--- Text Enclosed Below ---

Chuy's (NASDAQ:CHUY) has been another example of a restaurant stock that has seen tremendous volatility since coming public. I've been both bull and bear on CHUY at different times in its relatively short life as a public company as I began a steadfast bear, turned bullish in the teens and have since returned to believing Chuy's is overinflated once more. The company is growing the top line at a rapid rate but to my eye, there are cracks in the armor that simply don't justify the ludicrous valuation the company sports. But 2016 is a new year; will the Q1 report sway me back to the bulls' side?
I'll be using some charts from Simply Wall St. to help me out.
Chuy's has been blowing it out of the water on the top line basically forever; a rapid unit count expansion will do that for you. But my problem with Chuy's in the past has been that its traffic counts are very weak for a company that is still very much in its growth stage and that the valuation didn't properly take it into account. But before passing judgment on Chuy's as it trades near its highs, let's see how the chain fared in Q1.

--- End of Enclosed Text ---
--- Given records Enclosed Below ---

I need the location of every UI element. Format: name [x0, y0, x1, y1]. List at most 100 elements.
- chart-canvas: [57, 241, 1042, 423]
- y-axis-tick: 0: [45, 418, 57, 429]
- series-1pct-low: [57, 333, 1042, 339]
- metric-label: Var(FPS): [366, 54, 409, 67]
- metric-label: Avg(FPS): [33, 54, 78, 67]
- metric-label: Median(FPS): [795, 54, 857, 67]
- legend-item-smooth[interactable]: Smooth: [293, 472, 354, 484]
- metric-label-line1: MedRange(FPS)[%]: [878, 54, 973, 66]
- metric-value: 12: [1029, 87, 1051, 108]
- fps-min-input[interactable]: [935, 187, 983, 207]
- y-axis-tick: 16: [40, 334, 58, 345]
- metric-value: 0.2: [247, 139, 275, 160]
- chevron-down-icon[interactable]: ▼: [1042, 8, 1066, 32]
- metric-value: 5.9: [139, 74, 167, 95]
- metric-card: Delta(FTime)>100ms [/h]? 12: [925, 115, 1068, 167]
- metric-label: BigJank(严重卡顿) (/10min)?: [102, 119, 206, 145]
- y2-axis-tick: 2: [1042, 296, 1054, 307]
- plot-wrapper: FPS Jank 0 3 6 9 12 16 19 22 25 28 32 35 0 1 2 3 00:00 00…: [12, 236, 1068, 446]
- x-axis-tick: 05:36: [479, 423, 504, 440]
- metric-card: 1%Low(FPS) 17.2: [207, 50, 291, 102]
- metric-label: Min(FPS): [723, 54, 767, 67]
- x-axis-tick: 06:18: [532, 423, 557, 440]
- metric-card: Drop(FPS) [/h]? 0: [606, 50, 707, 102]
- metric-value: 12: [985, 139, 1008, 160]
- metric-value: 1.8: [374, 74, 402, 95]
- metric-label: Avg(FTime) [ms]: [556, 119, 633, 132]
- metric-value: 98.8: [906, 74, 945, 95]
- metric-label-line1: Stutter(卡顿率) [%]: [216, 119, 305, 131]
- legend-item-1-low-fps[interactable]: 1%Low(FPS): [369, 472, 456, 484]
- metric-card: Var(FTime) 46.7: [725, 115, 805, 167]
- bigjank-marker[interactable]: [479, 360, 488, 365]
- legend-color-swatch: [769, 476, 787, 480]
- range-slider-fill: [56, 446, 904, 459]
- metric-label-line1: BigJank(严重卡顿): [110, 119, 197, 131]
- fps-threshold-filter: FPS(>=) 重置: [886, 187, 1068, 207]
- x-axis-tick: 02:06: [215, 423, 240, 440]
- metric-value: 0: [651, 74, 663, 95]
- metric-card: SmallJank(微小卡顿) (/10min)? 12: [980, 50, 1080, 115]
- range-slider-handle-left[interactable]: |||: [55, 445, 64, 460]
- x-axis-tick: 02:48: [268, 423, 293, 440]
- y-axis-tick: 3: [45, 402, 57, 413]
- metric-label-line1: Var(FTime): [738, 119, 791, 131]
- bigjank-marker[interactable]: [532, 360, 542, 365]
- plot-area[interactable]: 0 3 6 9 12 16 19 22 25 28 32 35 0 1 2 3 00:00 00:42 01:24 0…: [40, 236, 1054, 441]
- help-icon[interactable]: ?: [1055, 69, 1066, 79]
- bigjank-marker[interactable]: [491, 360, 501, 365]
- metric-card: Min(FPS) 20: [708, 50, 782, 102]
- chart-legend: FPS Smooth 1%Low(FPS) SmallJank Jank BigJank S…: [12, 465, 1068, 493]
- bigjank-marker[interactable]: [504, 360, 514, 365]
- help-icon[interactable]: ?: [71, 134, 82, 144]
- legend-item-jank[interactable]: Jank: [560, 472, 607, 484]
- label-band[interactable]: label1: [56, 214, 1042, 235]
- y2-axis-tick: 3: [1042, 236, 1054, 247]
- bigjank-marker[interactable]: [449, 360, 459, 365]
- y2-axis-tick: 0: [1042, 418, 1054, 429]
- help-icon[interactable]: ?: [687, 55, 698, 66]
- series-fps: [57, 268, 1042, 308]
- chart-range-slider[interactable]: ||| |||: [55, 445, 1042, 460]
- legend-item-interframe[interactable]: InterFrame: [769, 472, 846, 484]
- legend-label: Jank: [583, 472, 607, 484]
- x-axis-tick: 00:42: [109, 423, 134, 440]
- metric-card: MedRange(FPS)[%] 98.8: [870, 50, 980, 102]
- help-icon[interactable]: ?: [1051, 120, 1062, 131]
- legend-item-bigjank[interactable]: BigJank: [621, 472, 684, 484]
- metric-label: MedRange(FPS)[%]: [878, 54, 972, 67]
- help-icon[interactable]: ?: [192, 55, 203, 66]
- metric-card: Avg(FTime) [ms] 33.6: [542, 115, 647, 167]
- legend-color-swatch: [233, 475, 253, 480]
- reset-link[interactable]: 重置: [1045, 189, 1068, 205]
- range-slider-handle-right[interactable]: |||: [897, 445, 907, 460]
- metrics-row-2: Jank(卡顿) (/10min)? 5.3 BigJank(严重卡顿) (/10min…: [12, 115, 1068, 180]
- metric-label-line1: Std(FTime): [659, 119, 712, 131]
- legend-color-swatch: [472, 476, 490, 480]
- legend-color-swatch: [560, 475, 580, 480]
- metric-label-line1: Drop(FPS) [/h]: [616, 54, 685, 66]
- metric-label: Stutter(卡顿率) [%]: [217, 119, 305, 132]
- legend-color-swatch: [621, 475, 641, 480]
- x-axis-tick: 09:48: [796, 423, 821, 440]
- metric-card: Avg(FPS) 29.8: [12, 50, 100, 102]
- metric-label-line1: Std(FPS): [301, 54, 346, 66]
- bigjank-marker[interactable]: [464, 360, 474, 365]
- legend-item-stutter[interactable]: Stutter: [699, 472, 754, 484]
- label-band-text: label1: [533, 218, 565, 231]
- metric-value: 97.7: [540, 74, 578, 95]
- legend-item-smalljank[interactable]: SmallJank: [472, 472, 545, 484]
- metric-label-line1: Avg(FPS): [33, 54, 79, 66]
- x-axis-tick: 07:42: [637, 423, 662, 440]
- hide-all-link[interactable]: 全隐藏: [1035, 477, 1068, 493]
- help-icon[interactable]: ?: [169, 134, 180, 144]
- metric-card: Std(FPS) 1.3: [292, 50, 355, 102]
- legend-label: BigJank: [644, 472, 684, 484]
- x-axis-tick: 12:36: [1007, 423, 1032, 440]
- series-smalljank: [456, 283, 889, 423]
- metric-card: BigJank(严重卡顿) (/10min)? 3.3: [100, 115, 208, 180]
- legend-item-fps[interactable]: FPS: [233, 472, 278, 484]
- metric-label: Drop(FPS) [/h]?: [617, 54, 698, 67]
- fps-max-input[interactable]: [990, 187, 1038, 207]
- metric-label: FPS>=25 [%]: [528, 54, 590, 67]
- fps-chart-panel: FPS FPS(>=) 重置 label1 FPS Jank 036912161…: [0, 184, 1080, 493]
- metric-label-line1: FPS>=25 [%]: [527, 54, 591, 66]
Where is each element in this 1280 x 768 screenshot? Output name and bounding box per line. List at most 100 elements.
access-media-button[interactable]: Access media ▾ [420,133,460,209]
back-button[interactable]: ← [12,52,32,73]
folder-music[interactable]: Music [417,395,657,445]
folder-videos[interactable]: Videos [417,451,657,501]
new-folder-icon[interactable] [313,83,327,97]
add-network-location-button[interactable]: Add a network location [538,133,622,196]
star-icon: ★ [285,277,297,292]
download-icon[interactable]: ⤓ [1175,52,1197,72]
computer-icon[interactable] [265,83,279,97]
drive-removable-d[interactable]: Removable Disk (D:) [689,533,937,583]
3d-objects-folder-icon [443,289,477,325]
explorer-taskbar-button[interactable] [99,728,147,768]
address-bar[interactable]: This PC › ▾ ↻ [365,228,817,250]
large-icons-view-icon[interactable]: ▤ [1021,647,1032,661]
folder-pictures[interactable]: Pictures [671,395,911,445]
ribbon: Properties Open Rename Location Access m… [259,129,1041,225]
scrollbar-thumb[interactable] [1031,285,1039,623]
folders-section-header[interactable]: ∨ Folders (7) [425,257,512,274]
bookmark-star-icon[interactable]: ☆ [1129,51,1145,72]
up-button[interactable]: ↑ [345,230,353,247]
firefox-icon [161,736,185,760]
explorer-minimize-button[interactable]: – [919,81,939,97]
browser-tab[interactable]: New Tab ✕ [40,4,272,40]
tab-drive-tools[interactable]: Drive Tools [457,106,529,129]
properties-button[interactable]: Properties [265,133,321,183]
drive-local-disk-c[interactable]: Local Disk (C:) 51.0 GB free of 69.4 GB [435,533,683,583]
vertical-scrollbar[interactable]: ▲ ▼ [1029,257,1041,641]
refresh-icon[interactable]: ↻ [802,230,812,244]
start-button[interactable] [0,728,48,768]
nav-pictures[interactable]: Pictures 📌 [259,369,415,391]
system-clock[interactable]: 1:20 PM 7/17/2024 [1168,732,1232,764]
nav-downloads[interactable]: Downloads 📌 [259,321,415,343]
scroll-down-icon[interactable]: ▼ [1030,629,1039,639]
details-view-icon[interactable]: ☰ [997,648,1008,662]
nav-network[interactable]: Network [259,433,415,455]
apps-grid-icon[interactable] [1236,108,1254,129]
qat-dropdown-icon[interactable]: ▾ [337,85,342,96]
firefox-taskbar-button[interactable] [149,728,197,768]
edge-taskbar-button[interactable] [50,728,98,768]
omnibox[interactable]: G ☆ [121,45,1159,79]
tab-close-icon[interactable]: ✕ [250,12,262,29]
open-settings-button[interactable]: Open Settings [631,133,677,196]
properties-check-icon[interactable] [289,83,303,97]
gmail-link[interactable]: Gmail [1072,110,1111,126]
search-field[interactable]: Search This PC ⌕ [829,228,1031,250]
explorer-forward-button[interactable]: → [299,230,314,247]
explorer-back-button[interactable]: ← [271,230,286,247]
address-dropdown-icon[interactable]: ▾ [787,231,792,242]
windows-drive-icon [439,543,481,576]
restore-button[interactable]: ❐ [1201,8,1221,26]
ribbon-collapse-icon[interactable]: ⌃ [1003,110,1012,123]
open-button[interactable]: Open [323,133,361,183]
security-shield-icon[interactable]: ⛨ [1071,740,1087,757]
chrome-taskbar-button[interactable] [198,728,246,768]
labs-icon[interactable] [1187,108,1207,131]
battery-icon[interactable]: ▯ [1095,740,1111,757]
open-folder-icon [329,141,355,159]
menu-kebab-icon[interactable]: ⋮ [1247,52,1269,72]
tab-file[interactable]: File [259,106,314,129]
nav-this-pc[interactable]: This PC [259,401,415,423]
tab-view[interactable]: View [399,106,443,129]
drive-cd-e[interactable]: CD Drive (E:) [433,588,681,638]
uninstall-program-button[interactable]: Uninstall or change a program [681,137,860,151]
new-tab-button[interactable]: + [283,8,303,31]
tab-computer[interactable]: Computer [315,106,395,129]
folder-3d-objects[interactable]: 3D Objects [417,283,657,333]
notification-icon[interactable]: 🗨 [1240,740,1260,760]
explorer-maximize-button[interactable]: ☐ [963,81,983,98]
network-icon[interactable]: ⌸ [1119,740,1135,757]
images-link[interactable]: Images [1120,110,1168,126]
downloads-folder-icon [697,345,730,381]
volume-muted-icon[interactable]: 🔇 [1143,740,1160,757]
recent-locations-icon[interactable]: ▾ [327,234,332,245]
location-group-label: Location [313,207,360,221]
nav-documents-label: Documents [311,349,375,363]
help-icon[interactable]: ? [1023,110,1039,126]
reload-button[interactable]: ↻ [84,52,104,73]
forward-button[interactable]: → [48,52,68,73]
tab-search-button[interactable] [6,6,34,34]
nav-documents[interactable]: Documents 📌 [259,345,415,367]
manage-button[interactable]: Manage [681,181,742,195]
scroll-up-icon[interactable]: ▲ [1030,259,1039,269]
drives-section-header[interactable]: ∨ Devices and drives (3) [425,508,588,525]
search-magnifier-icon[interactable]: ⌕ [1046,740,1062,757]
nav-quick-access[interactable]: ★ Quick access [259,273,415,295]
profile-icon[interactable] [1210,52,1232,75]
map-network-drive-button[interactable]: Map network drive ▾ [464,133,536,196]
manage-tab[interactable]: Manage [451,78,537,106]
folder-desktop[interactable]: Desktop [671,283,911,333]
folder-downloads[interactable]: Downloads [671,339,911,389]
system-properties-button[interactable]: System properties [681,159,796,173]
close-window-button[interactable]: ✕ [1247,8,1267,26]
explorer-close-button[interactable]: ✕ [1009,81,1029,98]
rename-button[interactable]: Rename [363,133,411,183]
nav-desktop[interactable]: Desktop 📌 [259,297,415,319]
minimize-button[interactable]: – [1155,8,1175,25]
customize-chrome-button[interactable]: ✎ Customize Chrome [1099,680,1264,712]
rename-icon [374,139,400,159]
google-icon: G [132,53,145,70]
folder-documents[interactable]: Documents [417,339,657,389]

--- End of Enclosed Given records ---

=== Problem to solve ===
Reproduce the part of the article on Chuy's stock that opens with the words containing "I'll be using" and closes with "fared in Q1.". These rows come from a different source than the article on Chuy's stock.

=== Exercise result ===
I'll be using some charts from Simply Wall St. to help me out.
Chuy's has been blowing it out of the water on the top line basically forever; a rapid unit count expansion will do that for you. But my problem with Chuy's in the past has been that its traffic counts are very weak for a company that is still very much in its growth stage and that the valuation didn't properly take it into account. But before passing judgment on Chuy's as it trades near its highs, let's see how the chain fared in Q1.